**What you are asked to do**
Every line with the string "даты" should be gathered.

**Given records**

——————————

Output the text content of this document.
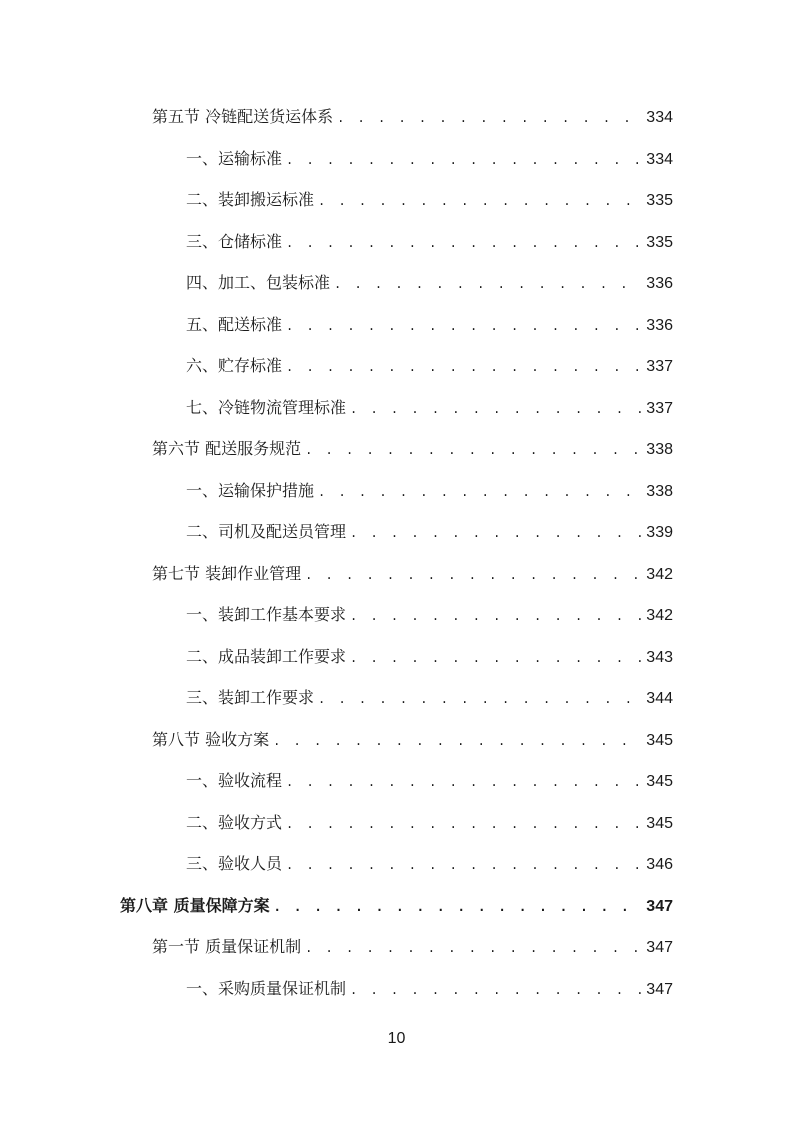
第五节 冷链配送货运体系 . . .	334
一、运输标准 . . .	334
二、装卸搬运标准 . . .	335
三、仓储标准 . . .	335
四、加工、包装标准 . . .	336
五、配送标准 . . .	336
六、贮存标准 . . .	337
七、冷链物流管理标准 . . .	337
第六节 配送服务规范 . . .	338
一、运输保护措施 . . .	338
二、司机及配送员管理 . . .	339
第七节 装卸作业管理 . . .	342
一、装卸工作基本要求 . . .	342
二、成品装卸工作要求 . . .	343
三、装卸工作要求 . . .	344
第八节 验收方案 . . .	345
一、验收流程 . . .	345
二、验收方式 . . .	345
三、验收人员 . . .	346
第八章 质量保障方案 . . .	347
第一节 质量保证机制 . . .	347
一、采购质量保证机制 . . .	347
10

——————————

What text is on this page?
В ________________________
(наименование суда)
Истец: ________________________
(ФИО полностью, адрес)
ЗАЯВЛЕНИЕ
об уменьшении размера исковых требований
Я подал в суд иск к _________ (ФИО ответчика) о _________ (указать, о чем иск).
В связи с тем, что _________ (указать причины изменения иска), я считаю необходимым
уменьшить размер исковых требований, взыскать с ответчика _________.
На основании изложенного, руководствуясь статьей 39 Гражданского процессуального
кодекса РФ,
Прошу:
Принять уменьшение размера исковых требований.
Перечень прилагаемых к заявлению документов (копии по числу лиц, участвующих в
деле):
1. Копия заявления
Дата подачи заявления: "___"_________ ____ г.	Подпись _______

——————————

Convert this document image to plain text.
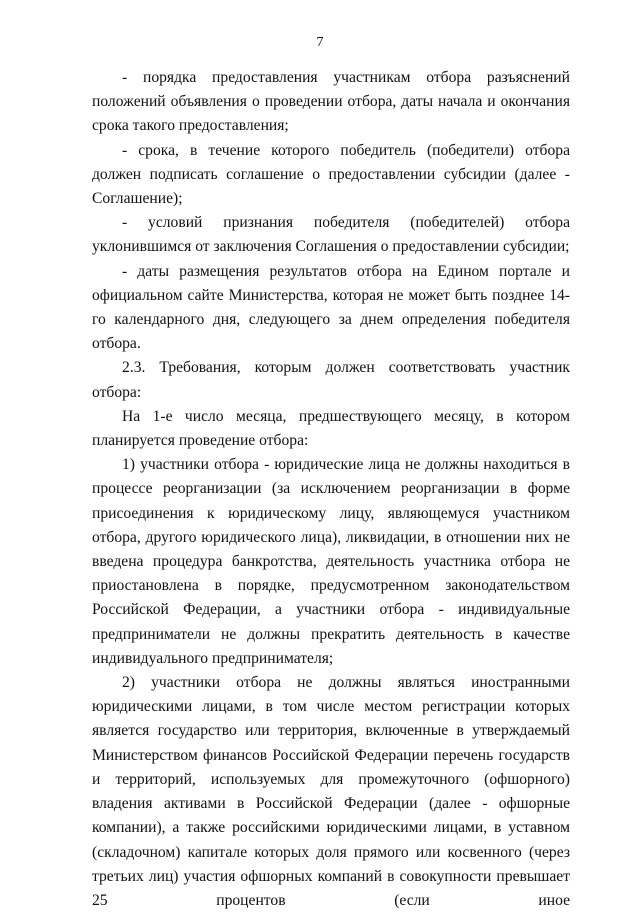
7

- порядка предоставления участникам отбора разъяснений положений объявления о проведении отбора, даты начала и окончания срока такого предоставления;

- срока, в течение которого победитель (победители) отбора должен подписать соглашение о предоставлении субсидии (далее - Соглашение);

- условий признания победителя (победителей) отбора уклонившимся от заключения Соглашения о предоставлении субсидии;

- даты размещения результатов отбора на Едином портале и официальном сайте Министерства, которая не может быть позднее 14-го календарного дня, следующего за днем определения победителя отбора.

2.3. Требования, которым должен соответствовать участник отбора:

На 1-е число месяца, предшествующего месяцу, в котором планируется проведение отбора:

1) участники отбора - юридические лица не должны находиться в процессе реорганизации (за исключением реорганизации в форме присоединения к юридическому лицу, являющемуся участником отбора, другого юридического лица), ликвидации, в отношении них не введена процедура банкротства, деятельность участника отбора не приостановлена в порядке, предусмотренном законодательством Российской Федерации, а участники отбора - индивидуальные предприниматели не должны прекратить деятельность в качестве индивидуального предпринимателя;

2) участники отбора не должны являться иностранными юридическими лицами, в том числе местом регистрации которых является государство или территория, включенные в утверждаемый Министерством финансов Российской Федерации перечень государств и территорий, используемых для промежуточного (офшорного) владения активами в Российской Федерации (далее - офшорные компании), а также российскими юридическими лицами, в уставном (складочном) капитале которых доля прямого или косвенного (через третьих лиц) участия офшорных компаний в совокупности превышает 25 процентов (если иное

——————————

**Answer**
- порядка предоставления участникам отбора разъяснений положений объявления о проведении отбора, даты начала и окончания срока такого предоставления;
- даты размещения результатов отбора на Едином портале и официальном сайте Министерства, которая не может быть позднее 14-го календарного дня, следующего за днем определения победителя отбора.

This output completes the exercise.